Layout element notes

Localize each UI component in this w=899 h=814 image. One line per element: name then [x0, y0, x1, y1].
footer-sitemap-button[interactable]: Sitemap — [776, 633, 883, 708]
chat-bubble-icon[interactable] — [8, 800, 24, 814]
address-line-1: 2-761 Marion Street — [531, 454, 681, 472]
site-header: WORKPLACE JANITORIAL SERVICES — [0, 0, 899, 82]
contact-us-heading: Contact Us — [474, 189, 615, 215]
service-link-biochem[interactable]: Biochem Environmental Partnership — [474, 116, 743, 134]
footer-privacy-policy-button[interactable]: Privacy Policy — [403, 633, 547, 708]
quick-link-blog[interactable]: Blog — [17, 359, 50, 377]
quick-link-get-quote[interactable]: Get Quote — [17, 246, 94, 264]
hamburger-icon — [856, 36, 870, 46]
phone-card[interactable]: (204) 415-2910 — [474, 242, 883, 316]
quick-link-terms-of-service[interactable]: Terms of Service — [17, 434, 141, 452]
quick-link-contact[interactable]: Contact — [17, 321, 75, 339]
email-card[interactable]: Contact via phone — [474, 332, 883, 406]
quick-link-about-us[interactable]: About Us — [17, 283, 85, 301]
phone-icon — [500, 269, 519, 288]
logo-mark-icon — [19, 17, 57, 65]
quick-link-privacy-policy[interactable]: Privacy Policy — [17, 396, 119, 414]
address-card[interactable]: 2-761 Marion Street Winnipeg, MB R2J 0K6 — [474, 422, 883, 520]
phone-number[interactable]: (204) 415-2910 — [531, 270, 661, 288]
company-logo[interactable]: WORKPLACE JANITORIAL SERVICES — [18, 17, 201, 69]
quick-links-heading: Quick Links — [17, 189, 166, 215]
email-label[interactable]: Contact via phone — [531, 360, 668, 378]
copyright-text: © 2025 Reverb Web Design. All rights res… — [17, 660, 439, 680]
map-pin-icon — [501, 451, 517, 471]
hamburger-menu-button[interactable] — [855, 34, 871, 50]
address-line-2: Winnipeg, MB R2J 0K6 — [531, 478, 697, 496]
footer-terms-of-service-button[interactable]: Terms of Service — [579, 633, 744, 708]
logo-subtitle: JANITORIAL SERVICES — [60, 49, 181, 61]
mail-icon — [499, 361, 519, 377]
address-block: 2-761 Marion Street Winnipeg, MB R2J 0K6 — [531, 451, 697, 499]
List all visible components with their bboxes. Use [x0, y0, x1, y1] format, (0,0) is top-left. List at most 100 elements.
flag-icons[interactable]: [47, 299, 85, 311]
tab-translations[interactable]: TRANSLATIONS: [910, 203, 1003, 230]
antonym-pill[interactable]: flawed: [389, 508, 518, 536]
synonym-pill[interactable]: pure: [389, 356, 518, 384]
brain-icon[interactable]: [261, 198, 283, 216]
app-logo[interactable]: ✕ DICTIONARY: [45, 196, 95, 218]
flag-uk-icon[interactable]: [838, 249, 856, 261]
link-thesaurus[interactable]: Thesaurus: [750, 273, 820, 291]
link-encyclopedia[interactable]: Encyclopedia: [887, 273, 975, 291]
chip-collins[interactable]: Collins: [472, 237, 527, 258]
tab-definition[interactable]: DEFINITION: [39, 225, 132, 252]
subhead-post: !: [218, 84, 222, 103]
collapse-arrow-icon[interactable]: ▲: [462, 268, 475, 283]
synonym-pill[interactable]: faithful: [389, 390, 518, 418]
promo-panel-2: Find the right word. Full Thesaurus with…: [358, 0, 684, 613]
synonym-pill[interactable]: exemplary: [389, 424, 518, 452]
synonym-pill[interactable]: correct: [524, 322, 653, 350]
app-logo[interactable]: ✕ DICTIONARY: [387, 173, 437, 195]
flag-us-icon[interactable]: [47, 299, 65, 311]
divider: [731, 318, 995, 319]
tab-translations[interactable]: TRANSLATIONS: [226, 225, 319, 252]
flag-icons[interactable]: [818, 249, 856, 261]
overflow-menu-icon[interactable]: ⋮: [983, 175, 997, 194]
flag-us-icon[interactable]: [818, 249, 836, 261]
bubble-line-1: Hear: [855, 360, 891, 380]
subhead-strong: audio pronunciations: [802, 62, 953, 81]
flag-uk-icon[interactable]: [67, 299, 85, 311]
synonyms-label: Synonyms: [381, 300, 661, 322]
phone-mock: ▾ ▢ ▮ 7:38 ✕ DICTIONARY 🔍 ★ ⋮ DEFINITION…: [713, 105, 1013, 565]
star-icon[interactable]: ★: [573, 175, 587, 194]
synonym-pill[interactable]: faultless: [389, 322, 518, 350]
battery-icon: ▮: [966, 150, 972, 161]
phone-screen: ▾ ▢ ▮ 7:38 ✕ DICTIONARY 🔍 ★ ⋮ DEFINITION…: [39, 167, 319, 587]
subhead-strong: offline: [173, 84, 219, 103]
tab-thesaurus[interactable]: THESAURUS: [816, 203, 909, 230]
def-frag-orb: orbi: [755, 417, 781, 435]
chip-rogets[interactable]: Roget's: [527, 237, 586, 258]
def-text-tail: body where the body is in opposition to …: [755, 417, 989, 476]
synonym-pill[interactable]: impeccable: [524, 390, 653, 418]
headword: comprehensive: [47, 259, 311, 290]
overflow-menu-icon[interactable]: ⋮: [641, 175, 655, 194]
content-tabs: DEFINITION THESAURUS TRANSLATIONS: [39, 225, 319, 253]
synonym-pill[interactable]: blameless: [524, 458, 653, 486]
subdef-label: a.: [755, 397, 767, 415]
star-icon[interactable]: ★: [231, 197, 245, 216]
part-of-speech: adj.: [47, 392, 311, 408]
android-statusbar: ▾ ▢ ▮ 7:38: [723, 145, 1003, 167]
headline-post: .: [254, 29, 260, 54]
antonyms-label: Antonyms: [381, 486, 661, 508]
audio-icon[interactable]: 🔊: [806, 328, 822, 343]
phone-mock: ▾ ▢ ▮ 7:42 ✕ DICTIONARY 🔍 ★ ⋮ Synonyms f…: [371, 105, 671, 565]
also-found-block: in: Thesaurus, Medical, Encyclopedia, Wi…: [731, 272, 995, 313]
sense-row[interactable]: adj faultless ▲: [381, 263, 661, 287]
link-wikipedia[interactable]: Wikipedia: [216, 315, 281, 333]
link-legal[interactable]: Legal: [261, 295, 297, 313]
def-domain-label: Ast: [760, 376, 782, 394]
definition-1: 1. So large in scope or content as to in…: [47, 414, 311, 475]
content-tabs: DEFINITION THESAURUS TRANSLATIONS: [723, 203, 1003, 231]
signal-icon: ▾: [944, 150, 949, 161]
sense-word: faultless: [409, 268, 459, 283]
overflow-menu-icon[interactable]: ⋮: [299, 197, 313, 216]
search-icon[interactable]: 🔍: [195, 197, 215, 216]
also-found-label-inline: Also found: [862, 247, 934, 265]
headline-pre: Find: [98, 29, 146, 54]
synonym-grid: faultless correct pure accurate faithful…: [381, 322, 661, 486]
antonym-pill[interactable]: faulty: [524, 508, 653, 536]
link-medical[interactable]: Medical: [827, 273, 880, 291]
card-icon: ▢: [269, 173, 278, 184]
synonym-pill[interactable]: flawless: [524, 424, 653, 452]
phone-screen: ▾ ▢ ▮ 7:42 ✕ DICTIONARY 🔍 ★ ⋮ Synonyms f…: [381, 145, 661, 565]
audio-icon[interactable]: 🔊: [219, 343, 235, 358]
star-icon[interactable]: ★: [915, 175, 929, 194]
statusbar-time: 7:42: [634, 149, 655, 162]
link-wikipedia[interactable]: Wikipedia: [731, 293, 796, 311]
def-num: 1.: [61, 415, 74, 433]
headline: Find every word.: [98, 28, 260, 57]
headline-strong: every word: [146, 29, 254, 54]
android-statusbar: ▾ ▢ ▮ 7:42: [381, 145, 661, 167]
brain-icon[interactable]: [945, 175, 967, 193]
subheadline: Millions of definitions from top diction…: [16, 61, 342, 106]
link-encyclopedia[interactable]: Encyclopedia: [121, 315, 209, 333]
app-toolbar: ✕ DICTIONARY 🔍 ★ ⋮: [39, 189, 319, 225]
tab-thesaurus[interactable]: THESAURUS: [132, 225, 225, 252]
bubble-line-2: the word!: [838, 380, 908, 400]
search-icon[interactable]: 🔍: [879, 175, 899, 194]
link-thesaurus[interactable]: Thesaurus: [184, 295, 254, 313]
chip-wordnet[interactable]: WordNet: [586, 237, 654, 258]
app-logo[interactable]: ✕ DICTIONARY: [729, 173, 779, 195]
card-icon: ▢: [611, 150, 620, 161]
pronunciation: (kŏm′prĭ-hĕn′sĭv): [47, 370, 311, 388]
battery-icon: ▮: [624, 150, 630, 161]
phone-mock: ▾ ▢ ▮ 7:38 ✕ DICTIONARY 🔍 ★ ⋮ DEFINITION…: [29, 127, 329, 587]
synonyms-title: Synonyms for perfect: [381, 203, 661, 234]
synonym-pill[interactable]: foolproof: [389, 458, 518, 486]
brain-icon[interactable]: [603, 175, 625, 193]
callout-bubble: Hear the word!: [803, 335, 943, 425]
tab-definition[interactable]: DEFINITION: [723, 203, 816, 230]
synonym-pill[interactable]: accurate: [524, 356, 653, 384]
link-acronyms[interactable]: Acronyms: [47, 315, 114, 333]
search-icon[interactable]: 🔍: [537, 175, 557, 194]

Exercise objective:
Pull out every line of the material from its very first line through the line holding "phone-number[interactable]: (204) 415-2910", both included, and repeat them unchanged.

Result of this exercise:
Localize each UI component in this w=899 h=814 image. One line per element: name then [x0, y0, x1, y1].
footer-sitemap-button[interactable]: Sitemap — [776, 633, 883, 708]
chat-bubble-icon[interactable] — [8, 800, 24, 814]
address-line-1: 2-761 Marion Street — [531, 454, 681, 472]
site-header: WORKPLACE JANITORIAL SERVICES — [0, 0, 899, 82]
contact-us-heading: Contact Us — [474, 189, 615, 215]
service-link-biochem[interactable]: Biochem Environmental Partnership — [474, 116, 743, 134]
footer-privacy-policy-button[interactable]: Privacy Policy — [403, 633, 547, 708]
quick-link-blog[interactable]: Blog — [17, 359, 50, 377]
quick-link-get-quote[interactable]: Get Quote — [17, 246, 94, 264]
hamburger-icon — [856, 36, 870, 46]
phone-card[interactable]: (204) 415-2910 — [474, 242, 883, 316]
quick-link-terms-of-service[interactable]: Terms of Service — [17, 434, 141, 452]
quick-link-contact[interactable]: Contact — [17, 321, 75, 339]
email-card[interactable]: Contact via phone — [474, 332, 883, 406]
quick-link-about-us[interactable]: About Us — [17, 283, 85, 301]
phone-icon — [500, 269, 519, 288]
logo-mark-icon — [19, 17, 57, 65]
quick-link-privacy-policy[interactable]: Privacy Policy — [17, 396, 119, 414]
address-card[interactable]: 2-761 Marion Street Winnipeg, MB R2J 0K6 — [474, 422, 883, 520]
phone-number[interactable]: (204) 415-2910 — [531, 270, 661, 288]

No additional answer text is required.